TO BE DONE: Filter these entries so that only lines with the word "تهیه" remain.

Stored records
-=-=-=-=-

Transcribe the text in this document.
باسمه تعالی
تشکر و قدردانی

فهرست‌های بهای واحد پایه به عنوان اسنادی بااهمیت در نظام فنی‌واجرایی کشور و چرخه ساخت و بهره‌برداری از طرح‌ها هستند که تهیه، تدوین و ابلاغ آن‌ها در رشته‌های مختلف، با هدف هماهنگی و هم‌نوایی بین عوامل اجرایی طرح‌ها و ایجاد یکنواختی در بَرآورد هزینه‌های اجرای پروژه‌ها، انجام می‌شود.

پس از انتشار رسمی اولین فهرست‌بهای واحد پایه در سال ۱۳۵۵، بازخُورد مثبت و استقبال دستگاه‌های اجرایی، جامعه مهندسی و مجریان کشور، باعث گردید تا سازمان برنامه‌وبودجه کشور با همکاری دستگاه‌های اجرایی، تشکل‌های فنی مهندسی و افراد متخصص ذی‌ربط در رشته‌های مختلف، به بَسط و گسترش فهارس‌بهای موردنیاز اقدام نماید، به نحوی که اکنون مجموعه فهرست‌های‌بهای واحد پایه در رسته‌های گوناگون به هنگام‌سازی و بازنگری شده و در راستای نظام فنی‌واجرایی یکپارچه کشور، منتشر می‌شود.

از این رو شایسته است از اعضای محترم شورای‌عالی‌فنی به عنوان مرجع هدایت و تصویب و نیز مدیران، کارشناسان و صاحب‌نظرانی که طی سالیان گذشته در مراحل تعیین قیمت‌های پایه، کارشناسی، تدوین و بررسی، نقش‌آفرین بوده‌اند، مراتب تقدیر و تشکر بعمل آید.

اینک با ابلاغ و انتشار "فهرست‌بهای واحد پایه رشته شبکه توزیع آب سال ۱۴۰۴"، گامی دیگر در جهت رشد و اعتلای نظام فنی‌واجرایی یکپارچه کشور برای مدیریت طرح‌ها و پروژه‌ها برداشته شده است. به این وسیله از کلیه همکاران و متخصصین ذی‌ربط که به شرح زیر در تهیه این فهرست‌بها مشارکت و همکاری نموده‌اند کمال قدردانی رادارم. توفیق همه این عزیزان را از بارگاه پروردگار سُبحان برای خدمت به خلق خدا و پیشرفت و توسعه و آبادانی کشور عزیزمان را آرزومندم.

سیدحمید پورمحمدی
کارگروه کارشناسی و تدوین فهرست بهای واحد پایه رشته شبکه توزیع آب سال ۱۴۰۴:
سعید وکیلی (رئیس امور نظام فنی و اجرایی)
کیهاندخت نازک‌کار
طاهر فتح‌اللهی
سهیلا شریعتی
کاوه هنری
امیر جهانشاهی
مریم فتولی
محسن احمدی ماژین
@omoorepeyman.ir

-=-=-=-=-

OUTPUT BELOW:
فهرست‌های بهای واحد پایه به عنوان اسنادی بااهمیت در نظام فنی‌واجرایی کشور و چرخه ساخت و بهره‌برداری از طرح‌ها هستند که تهیه، تدوین و ابلاغ آن‌ها در رشته‌های مختلف، با هدف هماهنگی و هم‌نوایی بین عوامل اجرایی طرح‌ها و ایجاد یکنواختی در بَرآورد هزینه‌های اجرای پروژه‌ها، انجام می‌شود.
اینک با ابلاغ و انتشار "فهرست‌بهای واحد پایه رشته شبکه توزیع آب سال ۱۴۰۴"، گامی دیگر در جهت رشد و اعتلای نظام فنی‌واجرایی یکپارچه کشور برای مدیریت طرح‌ها و پروژه‌ها برداشته شده است. به این وسیله از کلیه همکاران و متخصصین ذی‌ربط که به شرح زیر در تهیه این فهرست‌بها مشارکت و همکاری نموده‌اند کمال قدردانی رادارم. توفیق همه این عزیزان را از بارگاه پروردگار سُبحان برای خدمت به خلق خدا و پیشرفت و توسعه و آبادانی کشور عزیزمان را آرزومندم.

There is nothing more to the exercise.